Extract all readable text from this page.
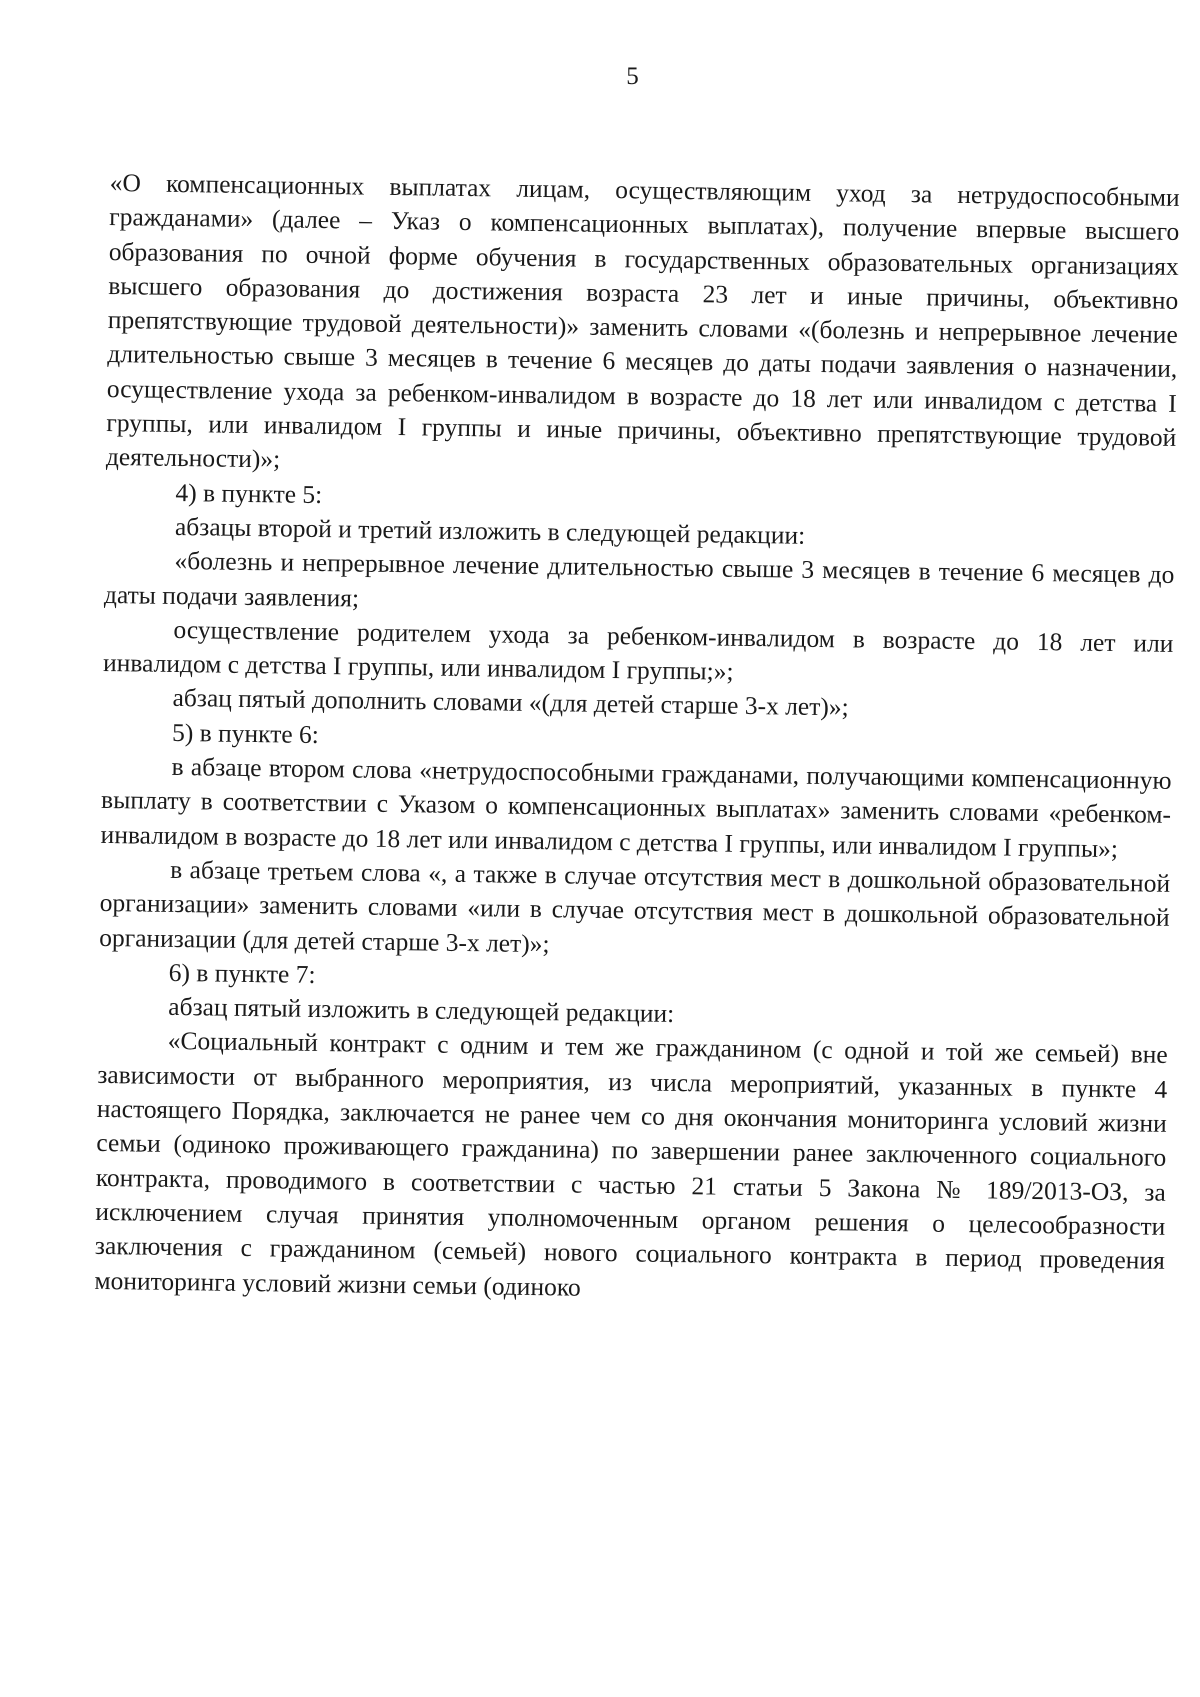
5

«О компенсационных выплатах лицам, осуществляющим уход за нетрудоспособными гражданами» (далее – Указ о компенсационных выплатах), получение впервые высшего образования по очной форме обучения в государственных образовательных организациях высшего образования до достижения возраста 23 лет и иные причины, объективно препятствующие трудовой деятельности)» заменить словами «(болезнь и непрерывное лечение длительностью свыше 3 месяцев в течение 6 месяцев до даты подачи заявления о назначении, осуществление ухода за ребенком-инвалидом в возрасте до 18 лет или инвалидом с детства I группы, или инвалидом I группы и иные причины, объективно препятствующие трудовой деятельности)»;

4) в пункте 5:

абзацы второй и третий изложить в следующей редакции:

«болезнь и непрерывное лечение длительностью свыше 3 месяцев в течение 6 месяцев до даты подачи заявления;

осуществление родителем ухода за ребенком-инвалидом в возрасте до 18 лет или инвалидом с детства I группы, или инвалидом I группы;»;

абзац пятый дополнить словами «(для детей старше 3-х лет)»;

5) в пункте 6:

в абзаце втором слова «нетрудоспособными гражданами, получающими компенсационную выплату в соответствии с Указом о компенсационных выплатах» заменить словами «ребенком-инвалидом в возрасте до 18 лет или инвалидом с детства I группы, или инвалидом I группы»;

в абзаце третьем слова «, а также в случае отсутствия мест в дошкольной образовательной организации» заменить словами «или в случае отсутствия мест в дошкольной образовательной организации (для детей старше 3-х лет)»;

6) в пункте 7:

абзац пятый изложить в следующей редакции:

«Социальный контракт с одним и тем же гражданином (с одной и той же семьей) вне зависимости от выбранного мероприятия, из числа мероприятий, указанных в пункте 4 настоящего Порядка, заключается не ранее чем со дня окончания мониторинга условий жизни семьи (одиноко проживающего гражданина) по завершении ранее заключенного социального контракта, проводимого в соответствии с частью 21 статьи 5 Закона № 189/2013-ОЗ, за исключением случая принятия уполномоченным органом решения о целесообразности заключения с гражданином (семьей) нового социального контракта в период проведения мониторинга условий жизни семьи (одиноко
━━━
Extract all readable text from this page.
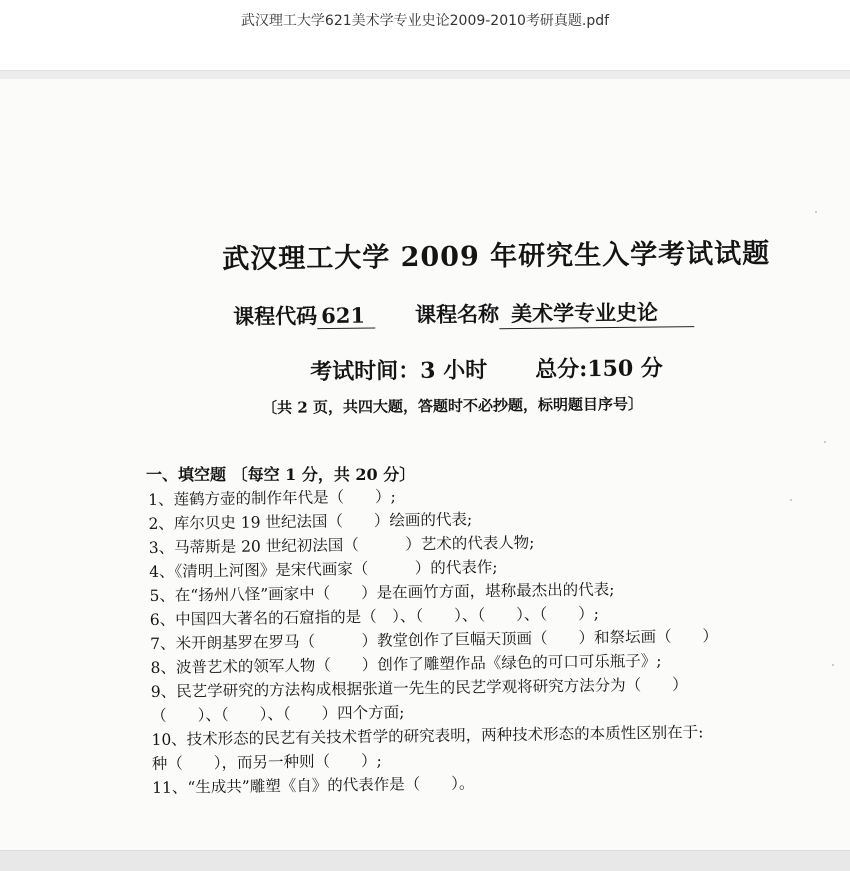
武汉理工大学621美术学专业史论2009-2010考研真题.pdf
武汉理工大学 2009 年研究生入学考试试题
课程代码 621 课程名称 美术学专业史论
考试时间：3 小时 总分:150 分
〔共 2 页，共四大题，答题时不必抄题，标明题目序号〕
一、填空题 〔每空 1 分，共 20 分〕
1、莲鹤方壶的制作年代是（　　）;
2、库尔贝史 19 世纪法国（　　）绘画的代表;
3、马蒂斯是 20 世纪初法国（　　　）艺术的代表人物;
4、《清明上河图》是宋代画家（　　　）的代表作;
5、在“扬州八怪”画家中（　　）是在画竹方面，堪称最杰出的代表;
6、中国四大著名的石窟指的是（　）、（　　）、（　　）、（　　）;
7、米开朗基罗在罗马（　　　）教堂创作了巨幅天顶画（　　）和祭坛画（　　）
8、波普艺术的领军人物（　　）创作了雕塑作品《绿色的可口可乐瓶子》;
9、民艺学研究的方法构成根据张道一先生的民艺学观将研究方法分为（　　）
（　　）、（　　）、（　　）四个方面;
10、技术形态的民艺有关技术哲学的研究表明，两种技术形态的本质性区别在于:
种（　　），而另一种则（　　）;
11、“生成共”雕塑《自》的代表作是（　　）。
━━━
Request: Search the entries for the word "детства" and copy every line that has it.

Output for this task:
«О компенсационных выплатах лицам, осуществляющим уход за нетрудоспособными гражданами» (далее – Указ о компенсационных выплатах), получение впервые высшего образования по очной форме обучения в государственных образовательных организациях высшего образования до достижения возраста 23 лет и иные причины, объективно препятствующие трудовой деятельности)» заменить словами «(болезнь и непрерывное лечение длительностью свыше 3 месяцев в течение 6 месяцев до даты подачи заявления о назначении, осуществление ухода за ребенком-инвалидом в возрасте до 18 лет или инвалидом с детства I группы, или инвалидом I группы и иные причины, объективно препятствующие трудовой деятельности)»;
осуществление родителем ухода за ребенком-инвалидом в возрасте до 18 лет или инвалидом с детства I группы, или инвалидом I группы;»;
в абзаце втором слова «нетрудоспособными гражданами, получающими компенсационную выплату в соответствии с Указом о компенсационных выплатах» заменить словами «ребенком-инвалидом в возрасте до 18 лет или инвалидом с детства I группы, или инвалидом I группы»;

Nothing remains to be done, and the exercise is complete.